## EXERCISE:
Produce an exact copy of all the records.

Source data

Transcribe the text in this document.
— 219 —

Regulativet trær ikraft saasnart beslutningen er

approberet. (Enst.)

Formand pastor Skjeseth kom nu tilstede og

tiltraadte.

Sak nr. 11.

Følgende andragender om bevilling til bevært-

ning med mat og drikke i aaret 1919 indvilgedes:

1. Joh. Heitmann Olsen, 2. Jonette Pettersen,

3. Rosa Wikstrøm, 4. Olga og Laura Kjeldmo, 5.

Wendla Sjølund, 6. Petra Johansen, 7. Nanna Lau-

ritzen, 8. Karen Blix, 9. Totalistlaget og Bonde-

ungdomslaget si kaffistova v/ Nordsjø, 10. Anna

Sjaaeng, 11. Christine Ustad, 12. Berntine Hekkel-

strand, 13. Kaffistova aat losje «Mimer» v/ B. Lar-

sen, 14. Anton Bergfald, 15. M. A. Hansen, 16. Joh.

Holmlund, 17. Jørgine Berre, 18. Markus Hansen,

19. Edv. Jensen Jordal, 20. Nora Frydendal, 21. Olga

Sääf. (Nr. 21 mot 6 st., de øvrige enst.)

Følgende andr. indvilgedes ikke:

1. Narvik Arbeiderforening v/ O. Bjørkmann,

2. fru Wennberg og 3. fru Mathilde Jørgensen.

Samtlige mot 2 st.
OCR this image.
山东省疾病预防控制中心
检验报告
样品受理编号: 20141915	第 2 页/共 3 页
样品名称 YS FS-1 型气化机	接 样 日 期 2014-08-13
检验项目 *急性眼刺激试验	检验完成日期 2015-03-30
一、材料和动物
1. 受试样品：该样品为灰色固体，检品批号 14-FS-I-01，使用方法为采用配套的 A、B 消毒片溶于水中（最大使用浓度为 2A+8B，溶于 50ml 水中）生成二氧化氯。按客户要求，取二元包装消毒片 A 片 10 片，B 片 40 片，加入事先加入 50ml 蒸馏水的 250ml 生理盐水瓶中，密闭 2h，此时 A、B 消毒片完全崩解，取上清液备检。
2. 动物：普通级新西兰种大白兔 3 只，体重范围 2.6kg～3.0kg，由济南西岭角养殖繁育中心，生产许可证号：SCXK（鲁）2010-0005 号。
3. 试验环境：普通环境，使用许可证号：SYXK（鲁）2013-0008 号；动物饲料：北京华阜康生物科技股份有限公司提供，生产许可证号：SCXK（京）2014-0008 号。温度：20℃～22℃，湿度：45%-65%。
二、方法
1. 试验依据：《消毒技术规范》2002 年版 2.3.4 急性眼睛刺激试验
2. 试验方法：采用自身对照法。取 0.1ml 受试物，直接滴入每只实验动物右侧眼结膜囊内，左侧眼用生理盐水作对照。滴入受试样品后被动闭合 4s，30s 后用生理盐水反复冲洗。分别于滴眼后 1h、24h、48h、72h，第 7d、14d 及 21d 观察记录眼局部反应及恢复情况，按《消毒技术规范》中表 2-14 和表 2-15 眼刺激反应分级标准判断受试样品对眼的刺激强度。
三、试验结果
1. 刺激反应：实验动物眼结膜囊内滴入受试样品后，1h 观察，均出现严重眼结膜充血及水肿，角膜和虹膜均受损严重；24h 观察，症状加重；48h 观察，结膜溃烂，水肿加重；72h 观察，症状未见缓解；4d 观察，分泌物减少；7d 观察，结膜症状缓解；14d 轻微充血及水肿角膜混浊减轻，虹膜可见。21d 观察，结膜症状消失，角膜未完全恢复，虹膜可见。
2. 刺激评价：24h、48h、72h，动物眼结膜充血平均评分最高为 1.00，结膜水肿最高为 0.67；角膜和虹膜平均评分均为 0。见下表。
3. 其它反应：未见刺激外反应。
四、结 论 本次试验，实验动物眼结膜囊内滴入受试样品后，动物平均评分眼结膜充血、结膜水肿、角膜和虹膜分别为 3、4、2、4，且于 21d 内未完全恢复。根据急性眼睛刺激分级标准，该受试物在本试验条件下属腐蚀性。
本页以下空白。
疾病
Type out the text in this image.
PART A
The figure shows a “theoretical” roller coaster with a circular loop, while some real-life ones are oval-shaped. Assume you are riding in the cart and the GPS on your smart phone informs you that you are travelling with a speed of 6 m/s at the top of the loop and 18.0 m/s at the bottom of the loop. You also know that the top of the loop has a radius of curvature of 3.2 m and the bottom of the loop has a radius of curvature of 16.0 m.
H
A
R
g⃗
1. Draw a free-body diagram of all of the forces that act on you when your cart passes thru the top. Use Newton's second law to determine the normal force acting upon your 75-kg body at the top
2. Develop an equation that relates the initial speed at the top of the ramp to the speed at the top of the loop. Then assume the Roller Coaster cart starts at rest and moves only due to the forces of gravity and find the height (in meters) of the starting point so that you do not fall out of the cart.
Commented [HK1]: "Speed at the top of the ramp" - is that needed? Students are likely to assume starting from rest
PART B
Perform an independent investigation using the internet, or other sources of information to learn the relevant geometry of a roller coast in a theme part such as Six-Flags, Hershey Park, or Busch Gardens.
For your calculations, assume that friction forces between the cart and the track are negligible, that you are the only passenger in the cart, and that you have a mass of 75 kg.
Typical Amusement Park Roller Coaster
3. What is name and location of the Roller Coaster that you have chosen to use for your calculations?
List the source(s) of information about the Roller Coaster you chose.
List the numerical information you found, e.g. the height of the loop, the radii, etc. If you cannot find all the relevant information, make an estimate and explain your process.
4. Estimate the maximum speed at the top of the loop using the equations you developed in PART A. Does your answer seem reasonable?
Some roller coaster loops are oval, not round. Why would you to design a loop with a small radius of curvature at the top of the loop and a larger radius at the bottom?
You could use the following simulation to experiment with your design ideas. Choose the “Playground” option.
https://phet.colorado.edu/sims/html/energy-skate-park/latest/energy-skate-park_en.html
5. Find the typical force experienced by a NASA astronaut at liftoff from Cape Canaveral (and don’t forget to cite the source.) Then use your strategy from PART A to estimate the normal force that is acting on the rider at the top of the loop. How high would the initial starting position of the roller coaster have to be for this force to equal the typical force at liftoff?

## SOLUTION FOR THIS PROBLEM:
Transcribe the text in this document.
— 219 —

Regulativet trær ikraft saasnart beslutningen er

approberet. (Enst.)

Formand pastor Skjeseth kom nu tilstede og

tiltraadte.

Sak nr. 11.

Følgende andragender om bevilling til bevært-

ning med mat og drikke i aaret 1919 indvilgedes:

1. Joh. Heitmann Olsen, 2. Jonette Pettersen,

3. Rosa Wikstrøm, 4. Olga og Laura Kjeldmo, 5.

Wendla Sjølund, 6. Petra Johansen, 7. Nanna Lau-

ritzen, 8. Karen Blix, 9. Totalistlaget og Bonde-

ungdomslaget si kaffistova v/ Nordsjø, 10. Anna

Sjaaeng, 11. Christine Ustad, 12. Berntine Hekkel-

strand, 13. Kaffistova aat losje «Mimer» v/ B. Lar-

sen, 14. Anton Bergfald, 15. M. A. Hansen, 16. Joh.

Holmlund, 17. Jørgine Berre, 18. Markus Hansen,

19. Edv. Jensen Jordal, 20. Nora Frydendal, 21. Olga

Sääf. (Nr. 21 mot 6 st., de øvrige enst.)

Følgende andr. indvilgedes ikke:

1. Narvik Arbeiderforening v/ O. Bjørkmann,

2. fru Wennberg og 3. fru Mathilde Jørgensen.

Samtlige mot 2 st.
OCR this image.
山东省疾病预防控制中心
检验报告
样品受理编号: 20141915	第 2 页/共 3 页
样品名称 YS FS-1 型气化机	接 样 日 期 2014-08-13
检验项目 *急性眼刺激试验	检验完成日期 2015-03-30
一、材料和动物
1. 受试样品：该样品为灰色固体，检品批号 14-FS-I-01，使用方法为采用配套的 A、B 消毒片溶于水中（最大使用浓度为 2A+8B，溶于 50ml 水中）生成二氧化氯。按客户要求，取二元包装消毒片 A 片 10 片，B 片 40 片，加入事先加入 50ml 蒸馏水的 250ml 生理盐水瓶中，密闭 2h，此时 A、B 消毒片完全崩解，取上清液备检。
2. 动物：普通级新西兰种大白兔 3 只，体重范围 2.6kg～3.0kg，由济南西岭角养殖繁育中心，生产许可证号：SCXK（鲁）2010-0005 号。
3. 试验环境：普通环境，使用许可证号：SYXK（鲁）2013-0008 号；动物饲料：北京华阜康生物科技股份有限公司提供，生产许可证号：SCXK（京）2014-0008 号。温度：20℃～22℃，湿度：45%-65%。
二、方法
1. 试验依据：《消毒技术规范》2002 年版 2.3.4 急性眼睛刺激试验
2. 试验方法：采用自身对照法。取 0.1ml 受试物，直接滴入每只实验动物右侧眼结膜囊内，左侧眼用生理盐水作对照。滴入受试样品后被动闭合 4s，30s 后用生理盐水反复冲洗。分别于滴眼后 1h、24h、48h、72h，第 7d、14d 及 21d 观察记录眼局部反应及恢复情况，按《消毒技术规范》中表 2-14 和表 2-15 眼刺激反应分级标准判断受试样品对眼的刺激强度。
三、试验结果
1. 刺激反应：实验动物眼结膜囊内滴入受试样品后，1h 观察，均出现严重眼结膜充血及水肿，角膜和虹膜均受损严重；24h 观察，症状加重；48h 观察，结膜溃烂，水肿加重；72h 观察，症状未见缓解；4d 观察，分泌物减少；7d 观察，结膜症状缓解；14d 轻微充血及水肿角膜混浊减轻，虹膜可见。21d 观察，结膜症状消失，角膜未完全恢复，虹膜可见。
2. 刺激评价：24h、48h、72h，动物眼结膜充血平均评分最高为 1.00，结膜水肿最高为 0.67；角膜和虹膜平均评分均为 0。见下表。
3. 其它反应：未见刺激外反应。
四、结 论 本次试验，实验动物眼结膜囊内滴入受试样品后，动物平均评分眼结膜充血、结膜水肿、角膜和虹膜分别为 3、4、2、4，且于 21d 内未完全恢复。根据急性眼睛刺激分级标准，该受试物在本试验条件下属腐蚀性。
本页以下空白。
疾病
Type out the text in this image.
PART A
The figure shows a “theoretical” roller coaster with a circular loop, while some real-life ones are oval-shaped. Assume you are riding in the cart and the GPS on your smart phone informs you that you are travelling with a speed of 6 m/s at the top of the loop and 18.0 m/s at the bottom of the loop. You also know that the top of the loop has a radius of curvature of 3.2 m and the bottom of the loop has a radius of curvature of 16.0 m.
H
A
R
g⃗
1. Draw a free-body diagram of all of the forces that act on you when your cart passes thru the top. Use Newton's second law to determine the normal force acting upon your 75-kg body at the top
2. Develop an equation that relates the initial speed at the top of the ramp to the speed at the top of the loop. Then assume the Roller Coaster cart starts at rest and moves only due to the forces of gravity and find the height (in meters) of the starting point so that you do not fall out of the cart.
Commented [HK1]: "Speed at the top of the ramp" - is that needed? Students are likely to assume starting from rest
PART B
Perform an independent investigation using the internet, or other sources of information to learn the relevant geometry of a roller coast in a theme part such as Six-Flags, Hershey Park, or Busch Gardens.
For your calculations, assume that friction forces between the cart and the track are negligible, that you are the only passenger in the cart, and that you have a mass of 75 kg.
Typical Amusement Park Roller Coaster
3. What is name and location of the Roller Coaster that you have chosen to use for your calculations?
List the source(s) of information about the Roller Coaster you chose.
List the numerical information you found, e.g. the height of the loop, the radii, etc. If you cannot find all the relevant information, make an estimate and explain your process.
4. Estimate the maximum speed at the top of the loop using the equations you developed in PART A. Does your answer seem reasonable?
Some roller coaster loops are oval, not round. Why would you to design a loop with a small radius of curvature at the top of the loop and a larger radius at the bottom?
You could use the following simulation to experiment with your design ideas. Choose the “Playground” option.
https://phet.colorado.edu/sims/html/energy-skate-park/latest/energy-skate-park_en.html
5. Find the typical force experienced by a NASA astronaut at liftoff from Cape Canaveral (and don’t forget to cite the source.) Then use your strategy from PART A to estimate the normal force that is acting on the rider at the top of the loop. How high would the initial starting position of the roller coaster have to be for this force to equal the typical force at liftoff?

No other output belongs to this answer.